**TASK GOAL:** In the research pipeline text, which tool was used to sign the internally generated images and videos?

**TEXT SEGMENT:**
* * * *
Research Pipeline Phases

PHASE 1 — Generation & C2PA Embedding

Goal: Generate AI-produced images and videos, then embed C2PA manifests.

Internal Pipeline:

  • 100 images (Stable Diffusion v1.4, 1024×1024, seeds 42-141)
  • 50 videos (Stable Video Diffusion, image-to-video)
  • All assets signed with c2patool (built-in test certificate)

External Videos:

  • 60 videos from Google Veo3.1
  • Automatically signed during preparation
  • Enables cross-platform AI comparison

Deliverables:

  • ✅ 100 signed images in data/prepared_assets/signed_assets/images/
  • ✅ 110 signed videos (50 internal + 60 external)
  • ✅ Metadata preserved: seed, model version, generation prompts

PHASE 2 — Transformations & Compression Testing

Goal: Apply controlled transformations to assess how content modifications affect C2PA metadata.

Image Transformations:

  • JPEG compression (q95, q75, q50, q25)
  • PNG compression (c0, c9 - lossless)
  • Resize (75%, 50%, 25%)
  • Crop (center 80%, 60%)
  • Rotation (90°, 180°)
  • Brightness adjustment (-40 to +40)
  • Contrast adjustment
  • Saturation adjustment

Video Transformations:

  • H.264 re-encoding (5000k, 2000k, 500k bitrates)
  • H.265 re-encoding (2000k, 500k bitrates)
  • FPS adjustment (30fps, 10fps, 5fps, 3fps)
  • Resize (75%, 50%)
  • Crop (center 80%)
  • Trim (first 50%, middle 50%)
  • Brightness adjustment (-40 to +40)

Deliverables:

  • ✅ ~3,460 transformed assets in data/prepared_assets/transformed/
  • ✅ Comprehensive transformation coverage across both images and videos

PHASE 2.5 — Social Media Round-Trip Testing

Goal: Test whether C2PA manifests survive after uploading and downloading from major social platforms.
* * * *
**RECORDED DATA:**
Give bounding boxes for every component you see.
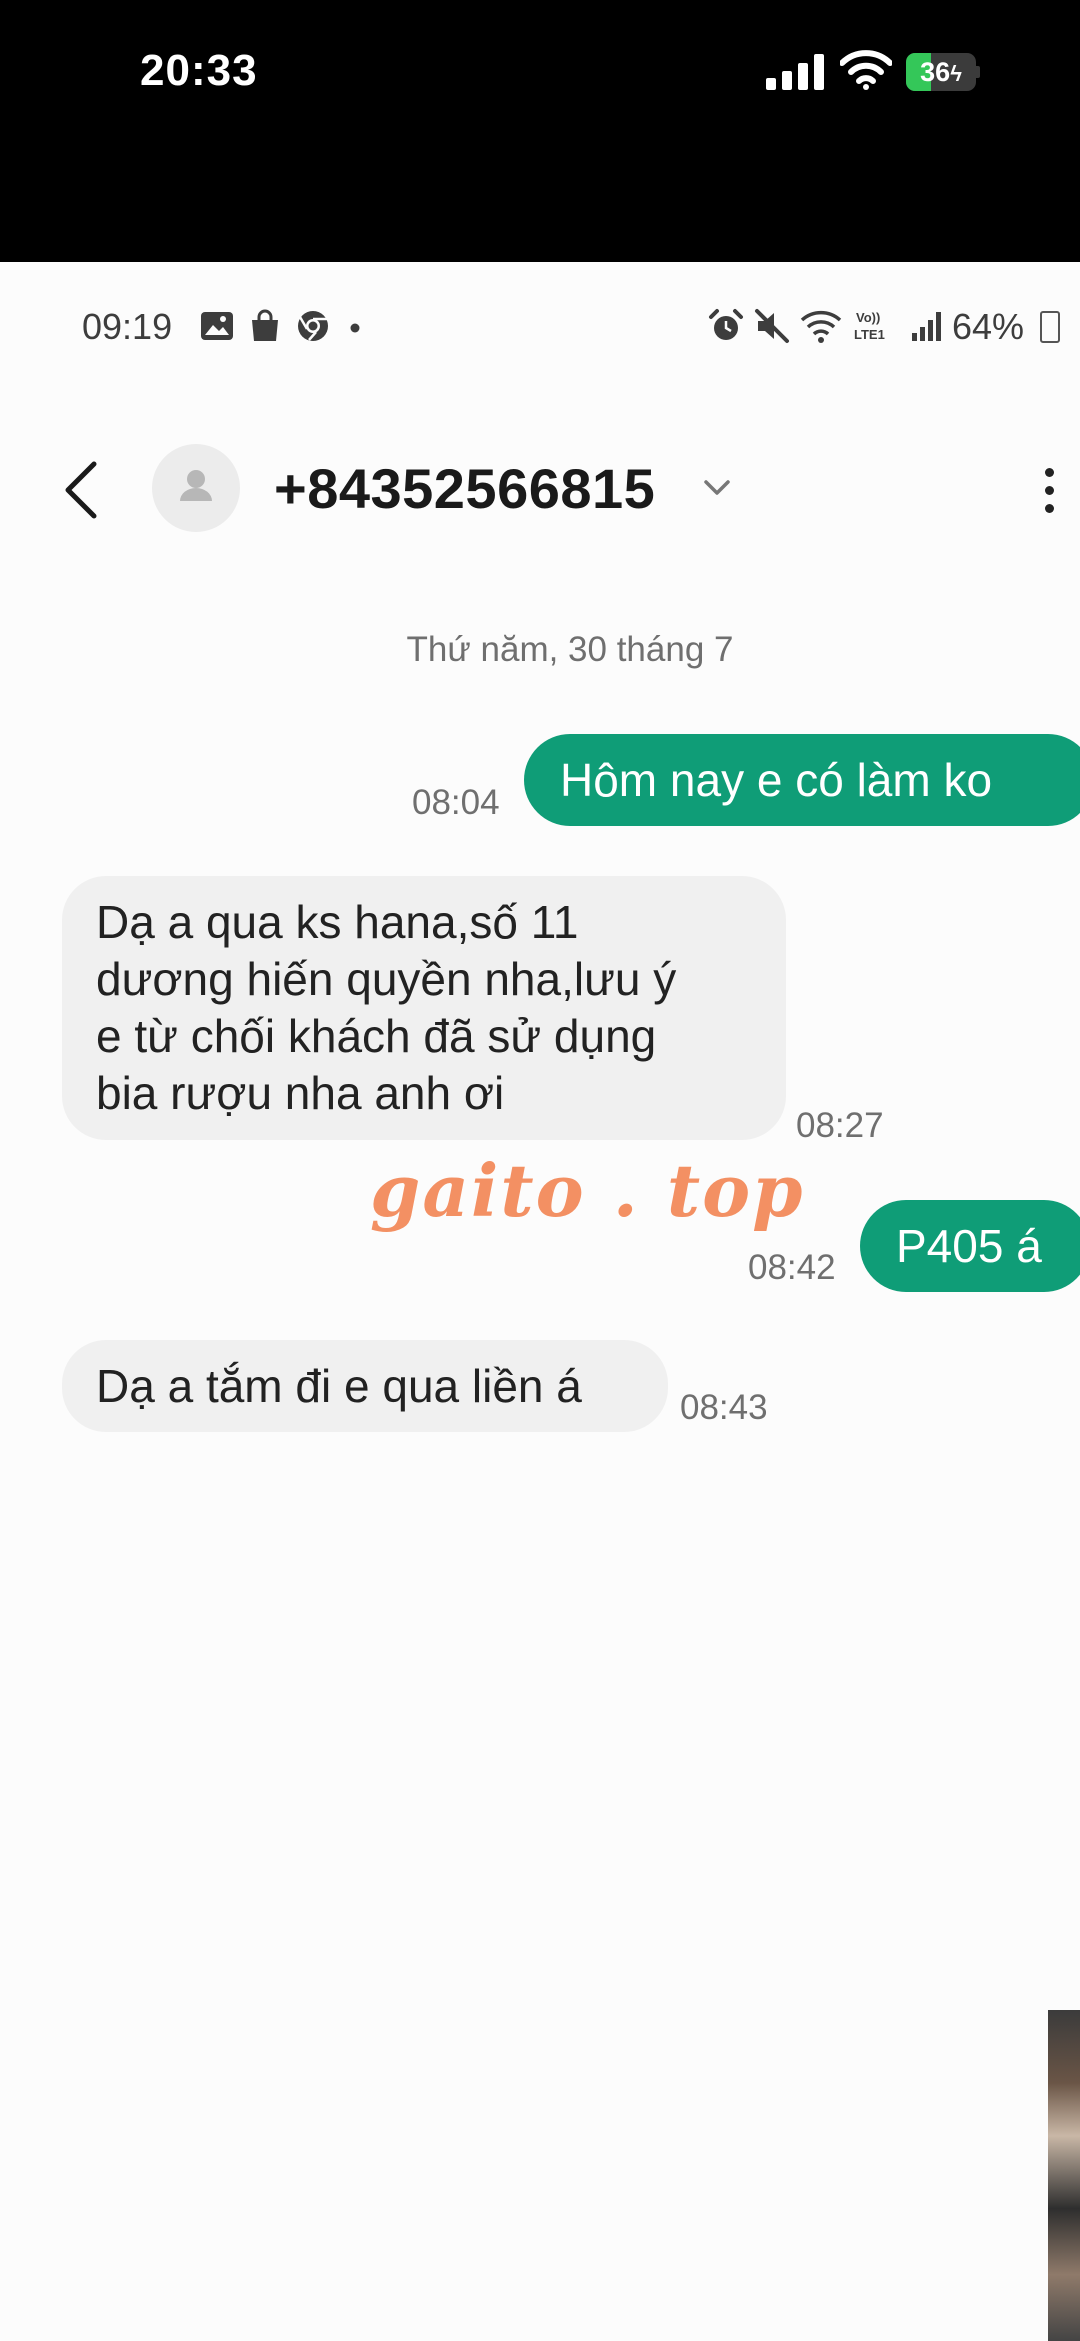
* * * *
**CORRECT ANSWER:** c2patool, using its built-in test certificate.